**SET TASKS:**
1) Print everything in the string tension passage from "This application claims" down to "in its entirety.".
2) According to the string tension passage, how much force can the bridge of an instrument like a guitar feel from the strings?

___ GIVEN PASSAGE ___

Acoustic string tension compensating method and apparatus

Abstract

An apparatus and method are disclosed for compensating for string tension acting upon the body of an acoustic instrument. An acoustic instrument incorporating the string tension compensating apparatus is also disclosed.

Description

CROSS-REFERENCE TO RELATED APPLICATIONS

This application claims the benefit of U.S. Provisional Application No. 61/431,612, entitled “ACOUSTIC STRING TENSION COMPENSATING METHOD AND APPARATUS,” filed Jan. 11, 2011, which application is hereby incorporated by reference in its entirety.

FIELD

The present disclosure is generally directed to acoustic instruments, and is more particularly directed to an apparatus and method for compensating for string tension acting upon the instrument body.

BACKGROUND

In many acoustic instruments, strings are terminated to a bridge that is attached to the body of the acoustic instrument. In the normal design of an acoustic instrument, such as a guitar, the bridge of the instrument feels substantial force from the tension of the strings. This force can be in excess of 150 lbs and the torque on the order of several foot pounds. This places substantial stress on the top sound producing surface of the instrument and requires elaborate bracing of the top in an attempt to balance strength with the freedom to vibrate for sound production. Heavy bracing or thick top surfaces are strong but do not vibrate well. Light bracing and/or thin tops vibrate well but with time can bulge (belly) and lose sound quality, or mechanically fail altogether.

There is a need for an effective apparatus and method for compensating for string tension acting upon the body of an acoustic instrument.

Intended advantages of the disclosed systems and/or methods satisfy one or more of these needs or provide other advantageous features. Other features and advantages will be made apparent from the present specification. The teachings disclosed extend to those embodiments that fall within the scope of the claims, regardless of whether they accomplish one or more of the aforementioned needs.

SUMMARY OF THE DISCLOSURE

In one embodiment there is disclosed a method for compensating for string tension in an acoustic musical instrument comprising a neck, a soundboard, strings and a bridge. The method includes coupling at least one tension coupling between the bridge of the musical instrument and structural members of the musical instrument; and adjusting the at least one tension coupling to counter forces applied to the soundboard by the strings.

In another embodiment the disclosure includes a counteracting lever system for an acoustic instrument comprising a neck, a soundboard, strings and a bridge. The counteracting lever system includes a tension coupling attached at a first end to a surface of the acoustic instrument.

In yet another embodiment, what is disclosed is an acoustic instrument. The acoustic instrument includes a bridge and a counteracting lever system. The counteracting lever system includes tension couplings attached proximate to the bridge.

This invention transfers the forces to more substantial structural members of the guitar that are not a significant part of the sound forming surfaces, e.g., an end block or an area of the end pin.

An advantage of the present invention is that lighter braced and/or thinner tops are possible since stresses are transferred from the top to the edges and sides. This gives an instrument that is more responsive to the touch and potentially more volume, dynamic range, and or tonal complexity.

Another advantage of the present invention is that heavier gage strings can be used on lighter braced instruments. Heavier strings typically give more volume and fullness to the tone.

___ DATASET ROWS ___

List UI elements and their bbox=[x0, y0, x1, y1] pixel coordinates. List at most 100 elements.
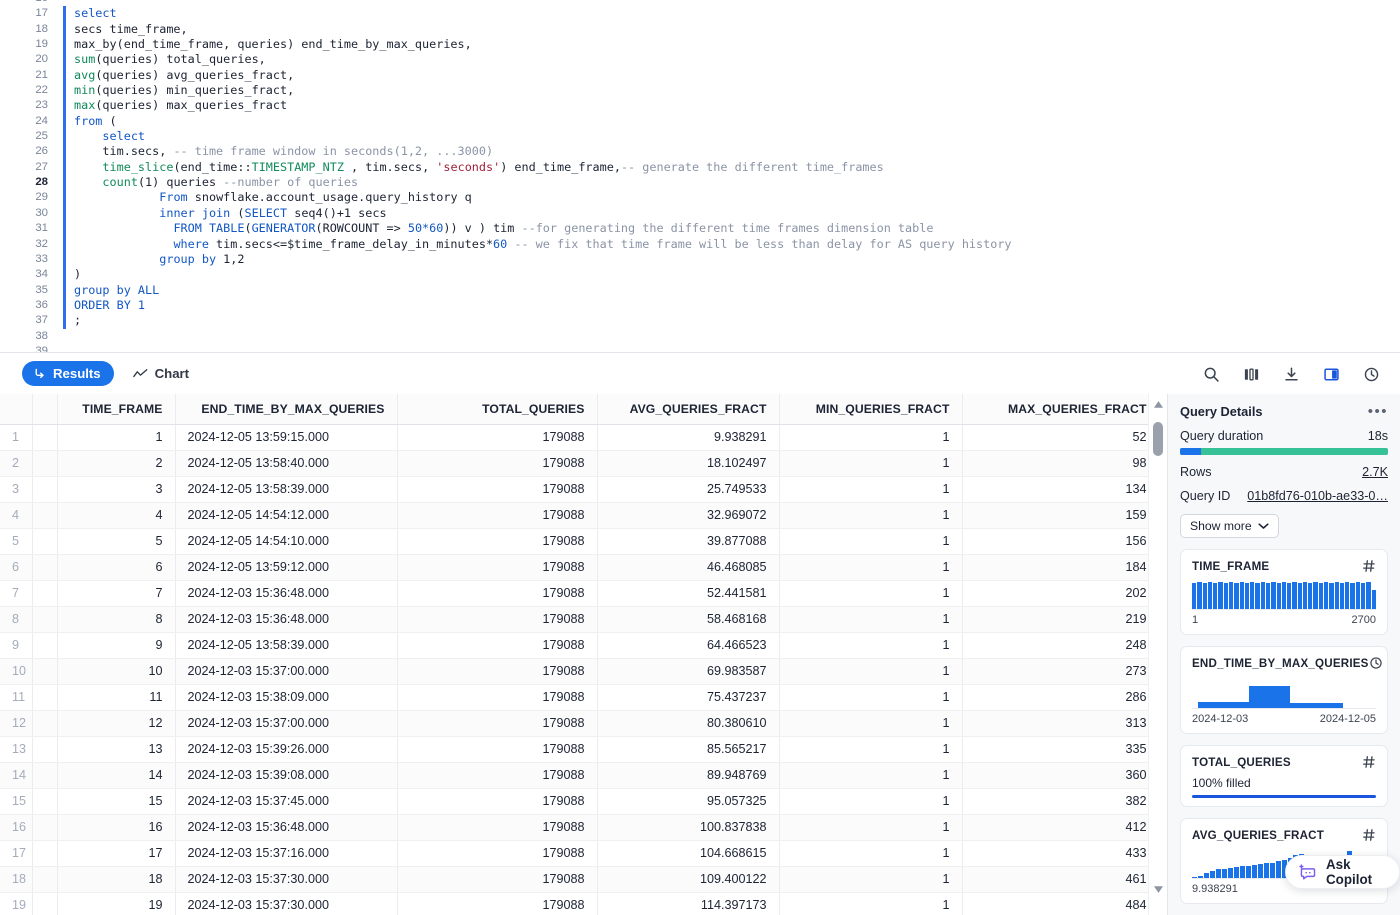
table-cell[interactable]: 3 bbox=[57, 476, 176, 503]
column-header[interactable]: TOTAL_QUERIES bbox=[397, 394, 598, 425]
table-cell[interactable]: 2024-12-03 15:37:45.000 bbox=[175, 788, 398, 815]
table-cell[interactable]: 14 bbox=[57, 762, 176, 789]
code-line[interactable]: 39 bbox=[0, 344, 1400, 352]
table-cell[interactable]: 58.468168 bbox=[597, 606, 780, 633]
table-cell[interactable]: 1 bbox=[779, 736, 963, 763]
table-cell[interactable]: 9 bbox=[57, 632, 176, 659]
columns-icon[interactable] bbox=[1238, 361, 1264, 387]
table-cell[interactable]: 10 bbox=[57, 658, 176, 685]
table-row[interactable]: 11 11 2024-12-03 15:38:09.000 179088 75.4372… bbox=[0, 684, 1160, 711]
table-row[interactable]: 17 17 2024-12-03 15:37:16.000 179088 104.668… bbox=[0, 840, 1160, 867]
table-row[interactable]: 9 9 2024-12-05 13:58:39.000 179088 64.466523… bbox=[0, 632, 1160, 659]
code-line[interactable]: 22 min(queries) min_queries_fract, bbox=[0, 83, 1400, 99]
code-line[interactable]: 19 max_by(end_time_frame, queries) end_ti… bbox=[0, 37, 1400, 53]
table-cell[interactable]: 1 bbox=[779, 476, 963, 503]
table-cell[interactable]: 2024-12-05 13:59:15.000 bbox=[175, 424, 398, 451]
table-cell[interactable]: 2024-12-03 15:37:30.000 bbox=[175, 866, 398, 893]
table-cell[interactable]: 39.877088 bbox=[597, 528, 780, 555]
table-cell[interactable]: 2024-12-05 14:54:12.000 bbox=[175, 502, 398, 529]
table-cell[interactable]: 11 bbox=[57, 684, 176, 711]
table-row[interactable]: 19 19 2024-12-03 15:37:30.000 179088 114.397… bbox=[0, 892, 1160, 915]
code-line[interactable]: 34) bbox=[0, 267, 1400, 283]
table-cell[interactable]: 13 bbox=[57, 736, 176, 763]
table-cell[interactable]: 1 bbox=[779, 814, 963, 841]
table-row[interactable]: 14 14 2024-12-03 15:39:08.000 179088 89.9487… bbox=[0, 762, 1160, 789]
sql-editor[interactable]: 16 17select18secs time_frame,19max_by(en… bbox=[0, 0, 1400, 352]
tab-results[interactable]: Results bbox=[22, 361, 114, 386]
column-header[interactable]: MAX_QUERIES_FRACT bbox=[962, 394, 1160, 425]
table-cell[interactable]: 1 bbox=[779, 710, 963, 737]
table-cell[interactable]: 1 bbox=[779, 632, 963, 659]
table-cell[interactable]: 2024-12-03 15:37:00.000 bbox=[175, 710, 398, 737]
table-row[interactable]: 3 3 2024-12-05 13:58:39.000 179088 25.749533… bbox=[0, 476, 1160, 503]
table-row[interactable]: 2 2 2024-12-05 13:58:40.000 179088 18.102497… bbox=[0, 450, 1160, 477]
table-cell[interactable]: 159 bbox=[962, 502, 1160, 529]
code-line[interactable]: 35 group by ALL bbox=[0, 282, 1400, 299]
table-cell[interactable]: 179088 bbox=[397, 450, 598, 477]
table-cell[interactable]: 179088 bbox=[397, 658, 598, 685]
table-cell[interactable]: 5 bbox=[57, 528, 176, 555]
table-cell[interactable]: 109.400122 bbox=[597, 866, 780, 893]
table-cell[interactable]: 286 bbox=[962, 684, 1160, 711]
table-cell[interactable]: 52 bbox=[962, 424, 1160, 451]
table-cell[interactable]: 360 bbox=[962, 762, 1160, 789]
table-cell[interactable]: 156 bbox=[962, 528, 1160, 555]
table-row[interactable]: 15 15 2024-12-03 15:37:45.000 179088 95.0573… bbox=[0, 788, 1160, 815]
grid-vertical-scrollbar[interactable] bbox=[1148, 394, 1166, 915]
table-cell[interactable]: 64.466523 bbox=[597, 632, 780, 659]
table-cell[interactable]: 2024-12-03 15:39:26.000 bbox=[175, 736, 398, 763]
table-cell[interactable]: 2024-12-05 13:58:39.000 bbox=[175, 476, 398, 503]
table-cell[interactable]: 2024-12-03 15:37:00.000 bbox=[175, 658, 398, 685]
table-cell[interactable]: 9.938291 bbox=[597, 424, 780, 451]
table-cell[interactable]: 179088 bbox=[397, 840, 598, 867]
table-cell[interactable]: 219 bbox=[962, 606, 1160, 633]
table-cell[interactable]: 179088 bbox=[397, 814, 598, 841]
table-cell[interactable]: 179088 bbox=[397, 866, 598, 893]
table-row[interactable]: 6 6 2024-12-05 13:59:12.000 179088 46.468085… bbox=[0, 554, 1160, 581]
table-cell[interactable]: 461 bbox=[962, 866, 1160, 893]
table-cell[interactable]: 7 bbox=[57, 580, 176, 607]
code-scroll-area[interactable]: 16 17select18secs time_frame,19max_by(en… bbox=[0, 0, 1400, 352]
query-id-value[interactable]: 01b8fd76-010b-ae33-0… bbox=[1247, 489, 1388, 503]
table-cell[interactable]: 1 bbox=[779, 424, 963, 451]
table-cell[interactable]: 80.380610 bbox=[597, 710, 780, 737]
table-cell[interactable]: 2024-12-03 15:36:48.000 bbox=[175, 606, 398, 633]
table-cell[interactable]: 2024-12-05 13:58:40.000 bbox=[175, 450, 398, 477]
table-cell[interactable]: 1 bbox=[779, 554, 963, 581]
table-row[interactable]: 4 4 2024-12-05 14:54:12.000 179088 32.969072… bbox=[0, 502, 1160, 529]
table-cell[interactable]: 32.969072 bbox=[597, 502, 780, 529]
table-cell[interactable]: 2024-12-05 14:54:10.000 bbox=[175, 528, 398, 555]
table-cell[interactable]: 2024-12-03 15:38:09.000 bbox=[175, 684, 398, 711]
code-line[interactable]: 24 from ( bbox=[0, 113, 1400, 130]
column-header[interactable]: TIME_FRAME bbox=[57, 394, 176, 425]
table-cell[interactable]: 75.437237 bbox=[597, 684, 780, 711]
table-cell[interactable]: 1 bbox=[779, 788, 963, 815]
column-header[interactable]: AVG_QUERIES_FRACT bbox=[597, 394, 780, 425]
table-row[interactable]: 13 13 2024-12-03 15:39:26.000 179088 85.5652… bbox=[0, 736, 1160, 763]
table-cell[interactable]: 1 bbox=[779, 762, 963, 789]
table-cell[interactable]: 179088 bbox=[397, 788, 598, 815]
table-row[interactable]: 16 16 2024-12-03 15:36:48.000 179088 100.837… bbox=[0, 814, 1160, 841]
table-cell[interactable]: 25.749533 bbox=[597, 476, 780, 503]
column-stat-card[interactable]: END_TIME_BY_MAX_QUERIES 2024-12-03 2024-12… bbox=[1180, 646, 1388, 734]
table-cell[interactable]: 46.468085 bbox=[597, 554, 780, 581]
table-row[interactable]: 5 5 2024-12-05 14:54:10.000 179088 39.877088… bbox=[0, 528, 1160, 555]
more-options-icon[interactable]: ••• bbox=[1368, 404, 1388, 419]
table-cell[interactable]: 412 bbox=[962, 814, 1160, 841]
table-cell[interactable]: 179088 bbox=[397, 736, 598, 763]
table-cell[interactable]: 69.983587 bbox=[597, 658, 780, 685]
table-cell[interactable]: 313 bbox=[962, 710, 1160, 737]
table-cell[interactable]: 98 bbox=[962, 450, 1160, 477]
table-cell[interactable]: 104.668615 bbox=[597, 840, 780, 867]
code-line[interactable]: 25 select bbox=[0, 129, 1400, 145]
table-cell[interactable]: 1 bbox=[779, 528, 963, 555]
ask-copilot-button[interactable]: Ask Copilot bbox=[1285, 855, 1400, 889]
code-line[interactable]: 31 FROM TABLE(GENERATOR(ROWCOUNT => 50*6… bbox=[0, 221, 1400, 237]
table-cell[interactable]: 1 bbox=[779, 606, 963, 633]
code-line[interactable]: 36 ORDER BY 1 bbox=[0, 297, 1400, 314]
code-line[interactable]: 32 where tim.secs<=$time_frame_delay_in_… bbox=[0, 236, 1400, 253]
table-cell[interactable]: 382 bbox=[962, 788, 1160, 815]
table-row[interactable]: 1 1 2024-12-05 13:59:15.000 179088 9.938291 1… bbox=[0, 424, 1160, 451]
table-cell[interactable]: 18.102497 bbox=[597, 450, 780, 477]
table-cell[interactable]: 2024-12-03 15:36:48.000 bbox=[175, 814, 398, 841]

___

**SOLUTIONS TO THE EXERCISE:**
1)
This application claims the benefit of U.S. Provisional Application No. 61/431,612, entitled “ACOUSTIC STRING TENSION COMPENSATING METHOD AND APPARATUS,” filed Jan. 11, 2011, which application is hereby incorporated by reference in its entirety.

2) In excess of 150 lbs.